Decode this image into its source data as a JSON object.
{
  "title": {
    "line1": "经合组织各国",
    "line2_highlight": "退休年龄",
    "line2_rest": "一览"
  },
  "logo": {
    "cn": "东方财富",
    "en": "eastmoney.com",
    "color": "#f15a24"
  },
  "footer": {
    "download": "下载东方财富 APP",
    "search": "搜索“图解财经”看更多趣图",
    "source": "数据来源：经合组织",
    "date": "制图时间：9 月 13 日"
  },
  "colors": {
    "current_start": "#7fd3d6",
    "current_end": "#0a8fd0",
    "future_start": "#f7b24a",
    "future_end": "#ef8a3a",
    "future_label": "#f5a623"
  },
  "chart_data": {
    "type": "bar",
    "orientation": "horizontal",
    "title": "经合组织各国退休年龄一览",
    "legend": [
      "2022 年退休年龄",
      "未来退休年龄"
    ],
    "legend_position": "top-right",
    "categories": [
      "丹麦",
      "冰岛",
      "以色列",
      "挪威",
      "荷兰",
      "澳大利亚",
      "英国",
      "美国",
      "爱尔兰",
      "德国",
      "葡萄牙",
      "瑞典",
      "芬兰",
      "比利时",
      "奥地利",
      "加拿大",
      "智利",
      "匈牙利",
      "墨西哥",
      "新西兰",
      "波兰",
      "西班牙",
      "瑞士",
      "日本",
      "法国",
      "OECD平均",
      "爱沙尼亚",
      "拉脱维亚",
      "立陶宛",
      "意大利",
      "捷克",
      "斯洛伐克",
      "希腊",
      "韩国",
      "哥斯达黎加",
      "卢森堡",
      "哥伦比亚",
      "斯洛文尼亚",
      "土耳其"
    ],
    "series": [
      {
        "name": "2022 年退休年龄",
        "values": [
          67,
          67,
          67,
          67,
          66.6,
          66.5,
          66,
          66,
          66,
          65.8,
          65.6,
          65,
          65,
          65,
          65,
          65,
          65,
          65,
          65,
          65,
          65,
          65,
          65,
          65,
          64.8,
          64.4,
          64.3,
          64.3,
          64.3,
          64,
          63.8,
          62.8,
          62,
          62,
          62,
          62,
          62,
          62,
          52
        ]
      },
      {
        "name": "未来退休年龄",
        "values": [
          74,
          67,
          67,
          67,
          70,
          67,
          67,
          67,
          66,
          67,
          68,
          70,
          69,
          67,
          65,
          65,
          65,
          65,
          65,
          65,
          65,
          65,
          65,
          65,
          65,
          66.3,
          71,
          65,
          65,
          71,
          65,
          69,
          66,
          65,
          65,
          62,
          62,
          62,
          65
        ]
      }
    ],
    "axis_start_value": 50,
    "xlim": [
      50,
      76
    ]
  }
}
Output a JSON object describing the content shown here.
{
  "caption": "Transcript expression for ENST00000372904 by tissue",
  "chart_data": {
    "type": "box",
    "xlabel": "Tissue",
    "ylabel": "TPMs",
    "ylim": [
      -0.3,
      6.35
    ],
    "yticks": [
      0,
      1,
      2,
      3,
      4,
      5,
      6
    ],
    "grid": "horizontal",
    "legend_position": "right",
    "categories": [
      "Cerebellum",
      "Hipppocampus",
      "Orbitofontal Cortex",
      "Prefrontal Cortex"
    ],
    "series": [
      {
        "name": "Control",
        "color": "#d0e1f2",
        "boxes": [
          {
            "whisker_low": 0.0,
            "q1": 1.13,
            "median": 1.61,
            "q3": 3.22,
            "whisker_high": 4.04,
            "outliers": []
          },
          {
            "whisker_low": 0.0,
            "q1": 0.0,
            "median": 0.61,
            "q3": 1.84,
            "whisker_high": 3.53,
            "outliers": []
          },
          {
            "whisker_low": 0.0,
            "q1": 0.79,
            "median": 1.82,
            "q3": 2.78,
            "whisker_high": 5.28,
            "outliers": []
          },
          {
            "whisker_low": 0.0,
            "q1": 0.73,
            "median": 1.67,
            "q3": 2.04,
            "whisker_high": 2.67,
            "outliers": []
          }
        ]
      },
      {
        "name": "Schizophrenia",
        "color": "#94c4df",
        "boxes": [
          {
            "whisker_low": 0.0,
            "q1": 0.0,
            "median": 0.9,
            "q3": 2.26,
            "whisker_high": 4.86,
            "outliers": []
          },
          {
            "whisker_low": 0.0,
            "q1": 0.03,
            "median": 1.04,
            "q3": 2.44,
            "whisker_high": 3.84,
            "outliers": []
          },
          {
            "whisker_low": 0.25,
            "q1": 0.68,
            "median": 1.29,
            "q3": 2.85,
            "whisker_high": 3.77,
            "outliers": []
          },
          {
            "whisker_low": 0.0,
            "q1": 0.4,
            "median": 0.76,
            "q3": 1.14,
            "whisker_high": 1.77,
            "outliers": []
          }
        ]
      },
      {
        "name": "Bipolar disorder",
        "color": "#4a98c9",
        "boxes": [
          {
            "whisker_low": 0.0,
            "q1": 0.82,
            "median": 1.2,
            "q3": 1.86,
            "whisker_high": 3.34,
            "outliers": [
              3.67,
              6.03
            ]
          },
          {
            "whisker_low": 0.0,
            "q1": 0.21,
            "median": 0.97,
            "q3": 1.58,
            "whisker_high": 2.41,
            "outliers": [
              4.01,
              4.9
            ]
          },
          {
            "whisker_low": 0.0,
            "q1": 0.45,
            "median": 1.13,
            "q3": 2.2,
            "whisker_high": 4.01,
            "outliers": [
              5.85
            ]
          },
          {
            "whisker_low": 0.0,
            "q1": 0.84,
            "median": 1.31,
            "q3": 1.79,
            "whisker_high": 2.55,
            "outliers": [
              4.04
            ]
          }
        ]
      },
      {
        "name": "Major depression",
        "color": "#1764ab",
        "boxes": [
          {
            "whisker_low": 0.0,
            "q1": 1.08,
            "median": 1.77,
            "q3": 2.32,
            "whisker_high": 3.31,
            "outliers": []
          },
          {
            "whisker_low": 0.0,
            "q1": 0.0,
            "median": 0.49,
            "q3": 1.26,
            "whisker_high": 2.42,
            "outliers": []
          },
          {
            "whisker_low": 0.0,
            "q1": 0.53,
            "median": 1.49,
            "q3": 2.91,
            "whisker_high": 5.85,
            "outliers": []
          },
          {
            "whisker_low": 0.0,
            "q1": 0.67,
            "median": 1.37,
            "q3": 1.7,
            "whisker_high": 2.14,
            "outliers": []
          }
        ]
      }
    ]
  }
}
————————
> TO DO: Extract all the material, leaving every line as it is.

> TASK OUTPUT:
Decode this image into its source data as a JSON object.
{
  "title": {
    "line1": "经合组织各国",
    "line2_highlight": "退休年龄",
    "line2_rest": "一览"
  },
  "logo": {
    "cn": "东方财富",
    "en": "eastmoney.com",
    "color": "#f15a24"
  },
  "footer": {
    "download": "下载东方财富 APP",
    "search": "搜索“图解财经”看更多趣图",
    "source": "数据来源：经合组织",
    "date": "制图时间：9 月 13 日"
  },
  "colors": {
    "current_start": "#7fd3d6",
    "current_end": "#0a8fd0",
    "future_start": "#f7b24a",
    "future_end": "#ef8a3a",
    "future_label": "#f5a623"
  },
  "chart_data": {
    "type": "bar",
    "orientation": "horizontal",
    "title": "经合组织各国退休年龄一览",
    "legend": [
      "2022 年退休年龄",
      "未来退休年龄"
    ],
    "legend_position": "top-right",
    "categories": [
      "丹麦",
      "冰岛",
      "以色列",
      "挪威",
      "荷兰",
      "澳大利亚",
      "英国",
      "美国",
      "爱尔兰",
      "德国",
      "葡萄牙",
      "瑞典",
      "芬兰",
      "比利时",
      "奥地利",
      "加拿大",
      "智利",
      "匈牙利",
      "墨西哥",
      "新西兰",
      "波兰",
      "西班牙",
      "瑞士",
      "日本",
      "法国",
      "OECD平均",
      "爱沙尼亚",
      "拉脱维亚",
      "立陶宛",
      "意大利",
      "捷克",
      "斯洛伐克",
      "希腊",
      "韩国",
      "哥斯达黎加",
      "卢森堡",
      "哥伦比亚",
      "斯洛文尼亚",
      "土耳其"
    ],
    "series": [
      {
        "name": "2022 年退休年龄",
        "values": [
          67,
          67,
          67,
          67,
          66.6,
          66.5,
          66,
          66,
          66,
          65.8,
          65.6,
          65,
          65,
          65,
          65,
          65,
          65,
          65,
          65,
          65,
          65,
          65,
          65,
          65,
          64.8,
          64.4,
          64.3,
          64.3,
          64.3,
          64,
          63.8,
          62.8,
          62,
          62,
          62,
          62,
          62,
          62,
          52
        ]
      },
      {
        "name": "未来退休年龄",
        "values": [
          74,
          67,
          67,
          67,
          70,
          67,
          67,
          67,
          66,
          67,
          68,
          70,
          69,
          67,
          65,
          65,
          65,
          65,
          65,
          65,
          65,
          65,
          65,
          65,
          65,
          66.3,
          71,
          65,
          65,
          71,
          65,
          69,
          66,
          65,
          65,
          62,
          62,
          62,
          65
        ]
      }
    ],
    "axis_start_value": 50,
    "xlim": [
      50,
      76
    ]
  }
}
Output a JSON object describing the content shown here.
{
  "caption": "Transcript expression for ENST00000372904 by tissue",
  "chart_data": {
    "type": "box",
    "xlabel": "Tissue",
    "ylabel": "TPMs",
    "ylim": [
      -0.3,
      6.35
    ],
    "yticks": [
      0,
      1,
      2,
      3,
      4,
      5,
      6
    ],
    "grid": "horizontal",
    "legend_position": "right",
    "categories": [
      "Cerebellum",
      "Hipppocampus",
      "Orbitofontal Cortex",
      "Prefrontal Cortex"
    ],
    "series": [
      {
        "name": "Control",
        "color": "#d0e1f2",
        "boxes": [
          {
            "whisker_low": 0.0,
            "q1": 1.13,
            "median": 1.61,
            "q3": 3.22,
            "whisker_high": 4.04,
            "outliers": []
          },
          {
            "whisker_low": 0.0,
            "q1": 0.0,
            "median": 0.61,
            "q3": 1.84,
            "whisker_high": 3.53,
            "outliers": []
          },
          {
            "whisker_low": 0.0,
            "q1": 0.79,
            "median": 1.82,
            "q3": 2.78,
            "whisker_high": 5.28,
            "outliers": []
          },
          {
            "whisker_low": 0.0,
            "q1": 0.73,
            "median": 1.67,
            "q3": 2.04,
            "whisker_high": 2.67,
            "outliers": []
          }
        ]
      },
      {
        "name": "Schizophrenia",
        "color": "#94c4df",
        "boxes": [
          {
            "whisker_low": 0.0,
            "q1": 0.0,
            "median": 0.9,
            "q3": 2.26,
            "whisker_high": 4.86,
            "outliers": []
          },
          {
            "whisker_low": 0.0,
            "q1": 0.03,
            "median": 1.04,
            "q3": 2.44,
            "whisker_high": 3.84,
            "outliers": []
          },
          {
            "whisker_low": 0.25,
            "q1": 0.68,
            "median": 1.29,
            "q3": 2.85,
            "whisker_high": 3.77,
            "outliers": []
          },
          {
            "whisker_low": 0.0,
            "q1": 0.4,
            "median": 0.76,
            "q3": 1.14,
            "whisker_high": 1.77,
            "outliers": []
          }
        ]
      },
      {
        "name": "Bipolar disorder",
        "color": "#4a98c9",
        "boxes": [
          {
            "whisker_low": 0.0,
            "q1": 0.82,
            "median": 1.2,
            "q3": 1.86,
            "whisker_high": 3.34,
            "outliers": [
              3.67,
              6.03
            ]
          },
          {
            "whisker_low": 0.0,
            "q1": 0.21,
            "median": 0.97,
            "q3": 1.58,
            "whisker_high": 2.41,
            "outliers": [
              4.01,
              4.9
            ]
          },
          {
            "whisker_low": 0.0,
            "q1": 0.45,
            "median": 1.13,
            "q3": 2.2,
            "whisker_high": 4.01,
            "outliers": [
              5.85
            ]
          },
          {
            "whisker_low": 0.0,
            "q1": 0.84,
            "median": 1.31,
            "q3": 1.79,
            "whisker_high": 2.55,
            "outliers": [
              4.04
            ]
          }
        ]
      },
      {
        "name": "Major depression",
        "color": "#1764ab",
        "boxes": [
          {
            "whisker_low": 0.0,
            "q1": 1.08,
            "median": 1.77,
            "q3": 2.32,
            "whisker_high": 3.31,
            "outliers": []
          },
          {
            "whisker_low": 0.0,
            "q1": 0.0,
            "median": 0.49,
            "q3": 1.26,
            "whisker_high": 2.42,
            "outliers": []
          },
          {
            "whisker_low": 0.0,
            "q1": 0.53,
            "median": 1.49,
            "q3": 2.91,
            "whisker_high": 5.85,
            "outliers": []
          },
          {
            "whisker_low": 0.0,
            "q1": 0.67,
            "median": 1.37,
            "q3": 1.7,
            "whisker_high": 2.14,
            "outliers": []
          }
        ]
      }
    ]
  }
}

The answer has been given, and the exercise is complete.